**Written task:**
Your task is to output the listing word for word, with pictures excluded.

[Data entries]
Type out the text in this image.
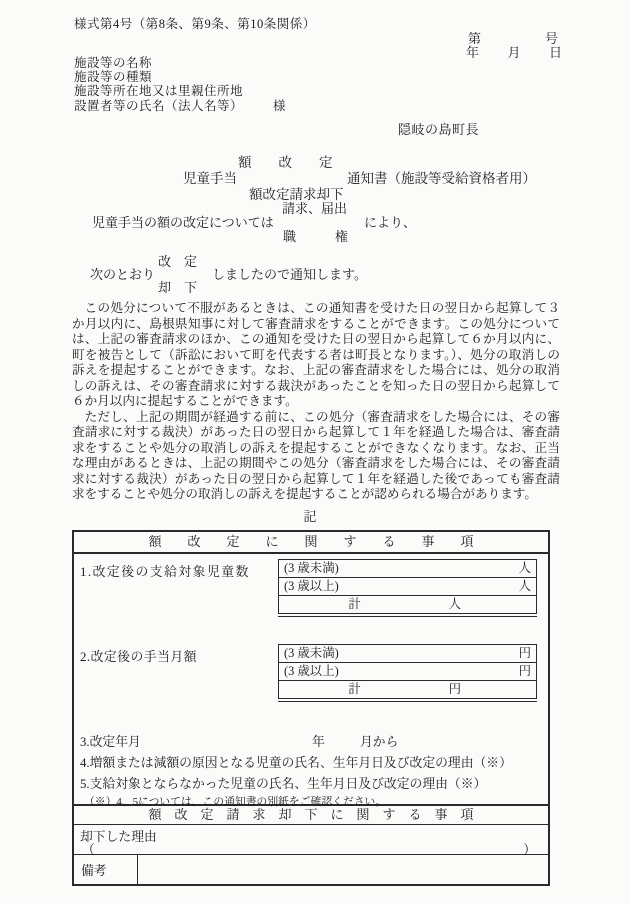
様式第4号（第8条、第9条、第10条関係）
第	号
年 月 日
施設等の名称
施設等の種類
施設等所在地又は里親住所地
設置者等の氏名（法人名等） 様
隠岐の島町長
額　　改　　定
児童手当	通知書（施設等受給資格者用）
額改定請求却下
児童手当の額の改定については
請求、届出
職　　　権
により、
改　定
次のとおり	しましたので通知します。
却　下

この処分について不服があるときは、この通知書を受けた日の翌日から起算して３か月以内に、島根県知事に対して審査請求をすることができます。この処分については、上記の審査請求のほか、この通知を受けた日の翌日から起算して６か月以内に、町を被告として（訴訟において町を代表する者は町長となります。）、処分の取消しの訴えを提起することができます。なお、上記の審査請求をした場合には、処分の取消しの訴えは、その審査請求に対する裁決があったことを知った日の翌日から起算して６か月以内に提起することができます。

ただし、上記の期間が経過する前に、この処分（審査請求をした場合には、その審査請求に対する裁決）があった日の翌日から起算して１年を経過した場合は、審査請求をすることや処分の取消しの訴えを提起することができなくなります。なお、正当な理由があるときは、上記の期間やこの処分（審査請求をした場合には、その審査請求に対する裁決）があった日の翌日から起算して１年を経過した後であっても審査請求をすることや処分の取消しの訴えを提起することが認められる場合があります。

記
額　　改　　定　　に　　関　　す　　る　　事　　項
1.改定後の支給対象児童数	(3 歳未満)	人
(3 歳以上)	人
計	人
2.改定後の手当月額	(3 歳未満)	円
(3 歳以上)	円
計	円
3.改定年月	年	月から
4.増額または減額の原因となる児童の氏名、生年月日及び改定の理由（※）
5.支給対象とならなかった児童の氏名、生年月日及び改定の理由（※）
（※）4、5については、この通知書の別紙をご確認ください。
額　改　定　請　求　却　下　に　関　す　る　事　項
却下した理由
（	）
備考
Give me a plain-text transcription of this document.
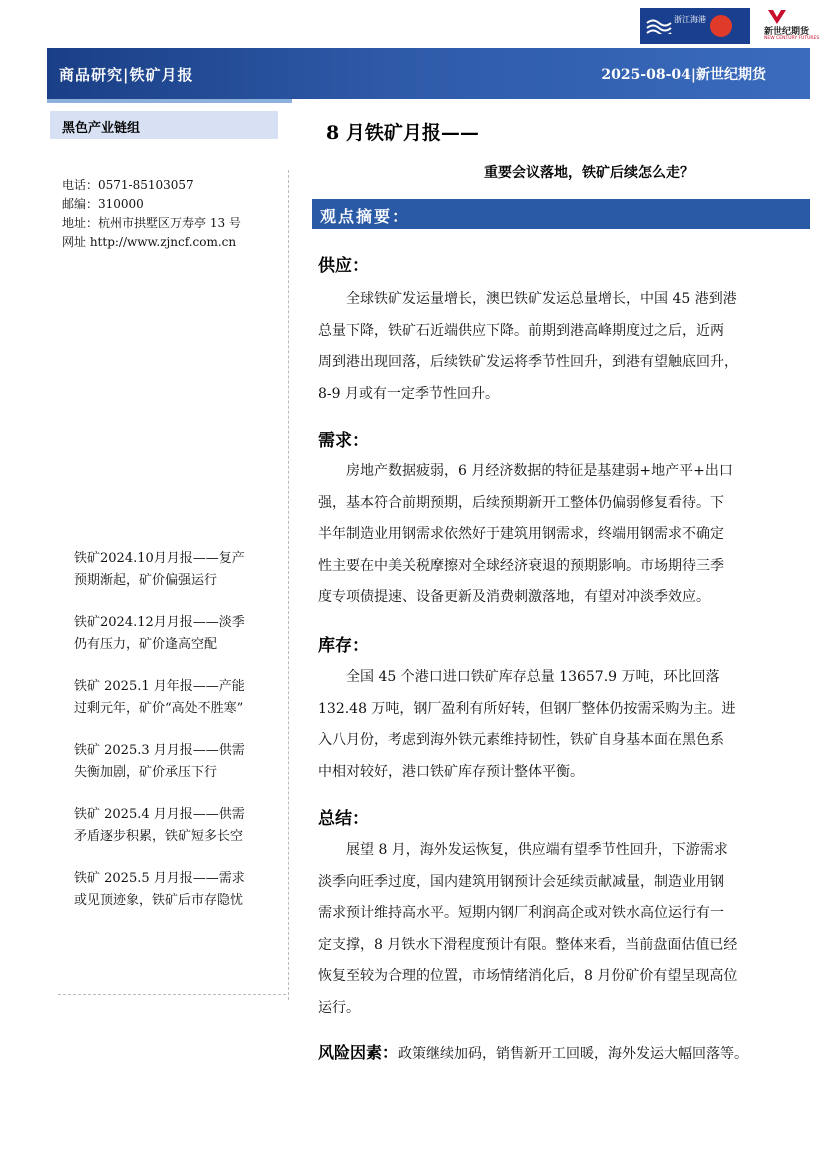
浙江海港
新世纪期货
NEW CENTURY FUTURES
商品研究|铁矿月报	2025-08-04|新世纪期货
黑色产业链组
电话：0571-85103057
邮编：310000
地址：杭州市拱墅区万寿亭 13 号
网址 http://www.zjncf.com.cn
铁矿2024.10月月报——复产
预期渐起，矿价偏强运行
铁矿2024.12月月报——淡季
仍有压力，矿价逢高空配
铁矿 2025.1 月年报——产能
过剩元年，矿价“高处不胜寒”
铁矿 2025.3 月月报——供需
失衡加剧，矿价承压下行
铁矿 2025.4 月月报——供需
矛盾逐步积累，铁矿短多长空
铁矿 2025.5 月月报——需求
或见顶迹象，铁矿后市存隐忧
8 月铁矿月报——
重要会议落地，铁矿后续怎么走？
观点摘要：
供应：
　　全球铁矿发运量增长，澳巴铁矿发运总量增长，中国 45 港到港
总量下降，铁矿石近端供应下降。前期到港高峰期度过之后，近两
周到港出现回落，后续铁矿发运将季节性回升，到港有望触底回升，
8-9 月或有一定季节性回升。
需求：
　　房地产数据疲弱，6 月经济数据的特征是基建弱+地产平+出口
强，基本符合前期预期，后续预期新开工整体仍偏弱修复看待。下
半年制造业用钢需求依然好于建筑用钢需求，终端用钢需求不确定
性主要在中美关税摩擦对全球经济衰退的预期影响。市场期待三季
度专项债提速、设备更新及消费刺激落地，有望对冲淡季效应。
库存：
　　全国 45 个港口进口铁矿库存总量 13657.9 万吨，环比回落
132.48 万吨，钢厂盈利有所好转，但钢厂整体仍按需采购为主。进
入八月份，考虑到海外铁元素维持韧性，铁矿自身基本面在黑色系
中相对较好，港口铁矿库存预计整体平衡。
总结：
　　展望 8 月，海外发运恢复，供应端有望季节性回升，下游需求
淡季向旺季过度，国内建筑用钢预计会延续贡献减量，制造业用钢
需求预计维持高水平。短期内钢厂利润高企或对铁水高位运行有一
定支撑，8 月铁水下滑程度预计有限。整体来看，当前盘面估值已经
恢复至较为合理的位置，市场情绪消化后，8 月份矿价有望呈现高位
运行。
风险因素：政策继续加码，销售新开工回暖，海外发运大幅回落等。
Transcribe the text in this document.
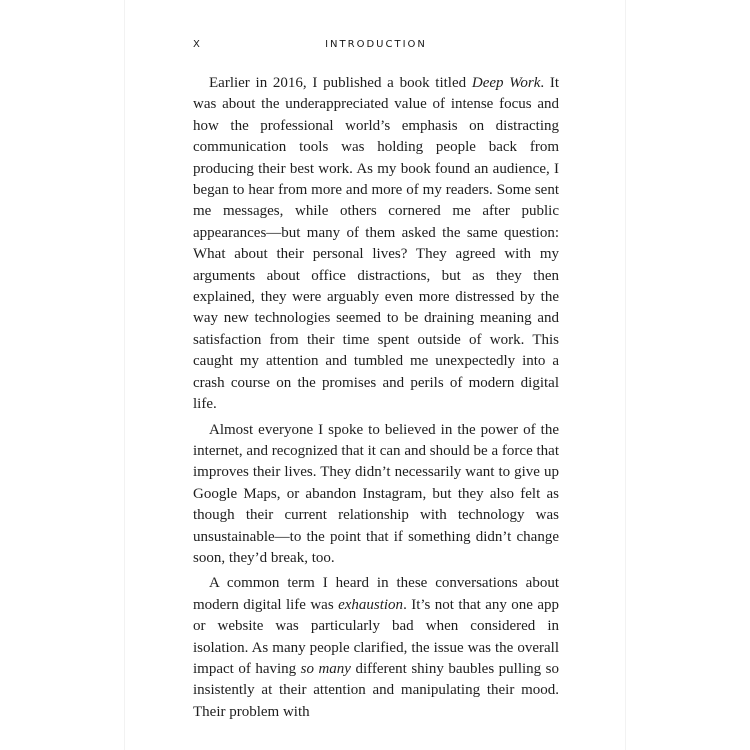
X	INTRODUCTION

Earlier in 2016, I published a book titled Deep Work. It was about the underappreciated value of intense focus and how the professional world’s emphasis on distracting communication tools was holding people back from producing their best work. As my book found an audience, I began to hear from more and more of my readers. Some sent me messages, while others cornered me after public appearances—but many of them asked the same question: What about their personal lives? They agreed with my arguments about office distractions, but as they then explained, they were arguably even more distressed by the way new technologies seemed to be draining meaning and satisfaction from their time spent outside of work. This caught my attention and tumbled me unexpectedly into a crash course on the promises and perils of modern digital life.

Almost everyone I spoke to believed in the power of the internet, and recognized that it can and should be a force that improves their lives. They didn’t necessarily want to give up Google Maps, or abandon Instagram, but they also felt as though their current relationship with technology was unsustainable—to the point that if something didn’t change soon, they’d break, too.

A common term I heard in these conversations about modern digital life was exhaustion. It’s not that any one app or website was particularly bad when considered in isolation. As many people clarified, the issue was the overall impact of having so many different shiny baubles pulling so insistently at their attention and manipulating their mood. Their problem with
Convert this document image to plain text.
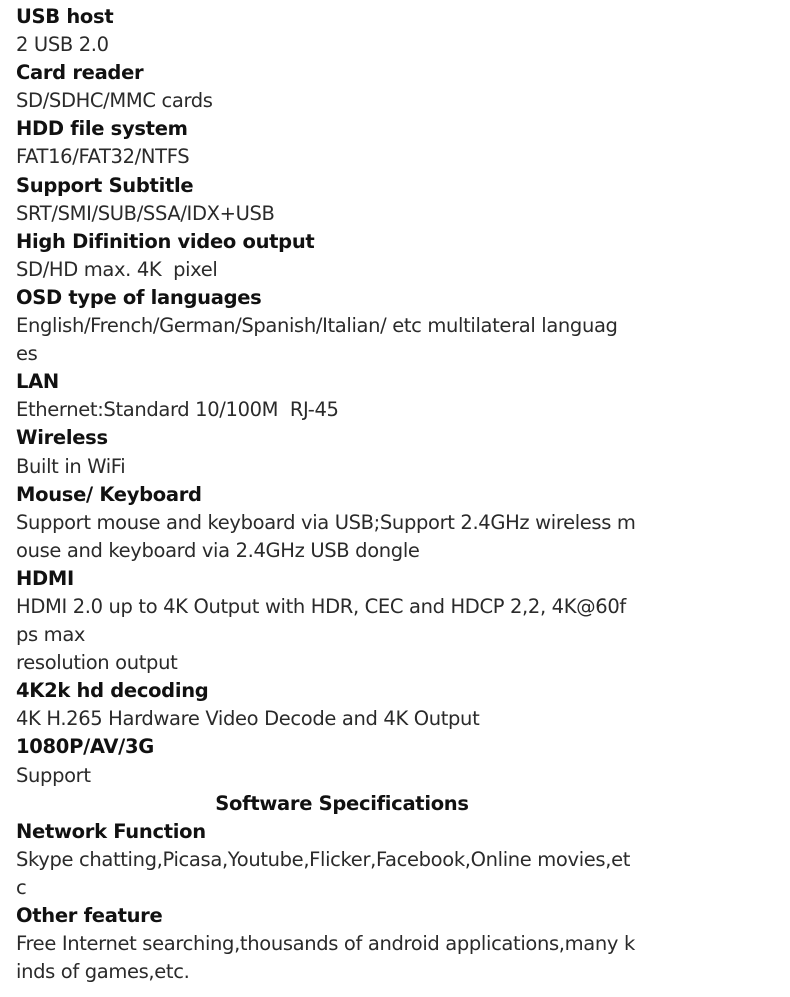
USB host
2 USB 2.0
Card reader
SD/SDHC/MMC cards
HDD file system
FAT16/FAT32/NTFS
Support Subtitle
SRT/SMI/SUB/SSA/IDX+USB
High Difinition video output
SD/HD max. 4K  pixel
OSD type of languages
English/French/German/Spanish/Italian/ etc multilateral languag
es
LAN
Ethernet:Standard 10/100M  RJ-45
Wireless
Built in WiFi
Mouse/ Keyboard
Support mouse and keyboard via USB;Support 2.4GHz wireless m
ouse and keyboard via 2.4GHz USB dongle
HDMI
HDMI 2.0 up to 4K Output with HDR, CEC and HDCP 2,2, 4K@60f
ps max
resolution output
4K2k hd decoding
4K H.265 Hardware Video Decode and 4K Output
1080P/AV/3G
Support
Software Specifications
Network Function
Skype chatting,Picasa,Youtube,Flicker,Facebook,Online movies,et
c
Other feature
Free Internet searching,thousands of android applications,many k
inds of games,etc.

**Expected output:**
Type out the text in this image.
様式第4号（第8条、第9条、第10条関係）
第	号
年 月 日
施設等の名称
施設等の種類
施設等所在地又は里親住所地
設置者等の氏名（法人名等） 様
隠岐の島町長
額　　改　　定
児童手当	通知書（施設等受給資格者用）
額改定請求却下
児童手当の額の改定については
請求、届出
職　　　権
により、
改　定
次のとおり	しましたので通知します。
却　下

この処分について不服があるときは、この通知書を受けた日の翌日から起算して３か月以内に、島根県知事に対して審査請求をすることができます。この処分については、上記の審査請求のほか、この通知を受けた日の翌日から起算して６か月以内に、町を被告として（訴訟において町を代表する者は町長となります。）、処分の取消しの訴えを提起することができます。なお、上記の審査請求をした場合には、処分の取消しの訴えは、その審査請求に対する裁決があったことを知った日の翌日から起算して６か月以内に提起することができます。

ただし、上記の期間が経過する前に、この処分（審査請求をした場合には、その審査請求に対する裁決）があった日の翌日から起算して１年を経過した場合は、審査請求をすることや処分の取消しの訴えを提起することができなくなります。なお、正当な理由があるときは、上記の期間やこの処分（審査請求をした場合には、その審査請求に対する裁決）があった日の翌日から起算して１年を経過した後であっても審査請求をすることや処分の取消しの訴えを提起することが認められる場合があります。

記
額　　改　　定　　に　　関　　す　　る　　事　　項
1.改定後の支給対象児童数	(3 歳未満)	人
(3 歳以上)	人
計	人
2.改定後の手当月額	(3 歳未満)	円
(3 歳以上)	円
計	円
3.改定年月	年	月から
4.増額または減額の原因となる児童の氏名、生年月日及び改定の理由（※）
5.支給対象とならなかった児童の氏名、生年月日及び改定の理由（※）
（※）4、5については、この通知書の別紙をご確認ください。
額　改　定　請　求　却　下　に　関　す　る　事　項
却下した理由
（	）
備考
Give me a plain-text transcription of this document.
浙江海港
新世纪期货
NEW CENTURY FUTURES
商品研究|铁矿月报	2025-08-04|新世纪期货
黑色产业链组
电话：0571-85103057
邮编：310000
地址：杭州市拱墅区万寿亭 13 号
网址 http://www.zjncf.com.cn
铁矿2024.10月月报——复产
预期渐起，矿价偏强运行
铁矿2024.12月月报——淡季
仍有压力，矿价逢高空配
铁矿 2025.1 月年报——产能
过剩元年，矿价“高处不胜寒”
铁矿 2025.3 月月报——供需
失衡加剧，矿价承压下行
铁矿 2025.4 月月报——供需
矛盾逐步积累，铁矿短多长空
铁矿 2025.5 月月报——需求
或见顶迹象，铁矿后市存隐忧
8 月铁矿月报——
重要会议落地，铁矿后续怎么走？
观点摘要：
供应：
　　全球铁矿发运量增长，澳巴铁矿发运总量增长，中国 45 港到港
总量下降，铁矿石近端供应下降。前期到港高峰期度过之后，近两
周到港出现回落，后续铁矿发运将季节性回升，到港有望触底回升，
8-9 月或有一定季节性回升。
需求：
　　房地产数据疲弱，6 月经济数据的特征是基建弱+地产平+出口
强，基本符合前期预期，后续预期新开工整体仍偏弱修复看待。下
半年制造业用钢需求依然好于建筑用钢需求，终端用钢需求不确定
性主要在中美关税摩擦对全球经济衰退的预期影响。市场期待三季
度专项债提速、设备更新及消费刺激落地，有望对冲淡季效应。
库存：
　　全国 45 个港口进口铁矿库存总量 13657.9 万吨，环比回落
132.48 万吨，钢厂盈利有所好转，但钢厂整体仍按需采购为主。进
入八月份，考虑到海外铁元素维持韧性，铁矿自身基本面在黑色系
中相对较好，港口铁矿库存预计整体平衡。
总结：
　　展望 8 月，海外发运恢复，供应端有望季节性回升，下游需求
淡季向旺季过度，国内建筑用钢预计会延续贡献减量，制造业用钢
需求预计维持高水平。短期内钢厂利润高企或对铁水高位运行有一
定支撑，8 月铁水下滑程度预计有限。整体来看，当前盘面估值已经
恢复至较为合理的位置，市场情绪消化后，8 月份矿价有望呈现高位
运行。
风险因素：政策继续加码，销售新开工回暖，海外发运大幅回落等。
Transcribe the text in this document.
X	INTRODUCTION

Earlier in 2016, I published a book titled Deep Work. It was about the underappreciated value of intense focus and how the professional world’s emphasis on distracting communication tools was holding people back from producing their best work. As my book found an audience, I began to hear from more and more of my readers. Some sent me messages, while others cornered me after public appearances—but many of them asked the same question: What about their personal lives? They agreed with my arguments about office distractions, but as they then explained, they were arguably even more distressed by the way new technologies seemed to be draining meaning and satisfaction from their time spent outside of work. This caught my attention and tumbled me unexpectedly into a crash course on the promises and perils of modern digital life.

Almost everyone I spoke to believed in the power of the internet, and recognized that it can and should be a force that improves their lives. They didn’t necessarily want to give up Google Maps, or abandon Instagram, but they also felt as though their current relationship with technology was unsustainable—to the point that if something didn’t change soon, they’d break, too.

A common term I heard in these conversations about modern digital life was exhaustion. It’s not that any one app or website was particularly bad when considered in isolation. As many people clarified, the issue was the overall impact of having so many different shiny baubles pulling so insistently at their attention and manipulating their mood. Their problem with
Convert this document image to plain text.
USB host
2 USB 2.0
Card reader
SD/SDHC/MMC cards
HDD file system
FAT16/FAT32/NTFS
Support Subtitle
SRT/SMI/SUB/SSA/IDX+USB
High Difinition video output
SD/HD max. 4K  pixel
OSD type of languages
English/French/German/Spanish/Italian/ etc multilateral languag
es
LAN
Ethernet:Standard 10/100M  RJ-45
Wireless
Built in WiFi
Mouse/ Keyboard
Support mouse and keyboard via USB;Support 2.4GHz wireless m
ouse and keyboard via 2.4GHz USB dongle
HDMI
HDMI 2.0 up to 4K Output with HDR, CEC and HDCP 2,2, 4K@60f
ps max
resolution output
4K2k hd decoding
4K H.265 Hardware Video Decode and 4K Output
1080P/AV/3G
Support
Software Specifications
Network Function
Skype chatting,Picasa,Youtube,Flicker,Facebook,Online movies,et
c
Other feature
Free Internet searching,thousands of android applications,many k
inds of games,etc.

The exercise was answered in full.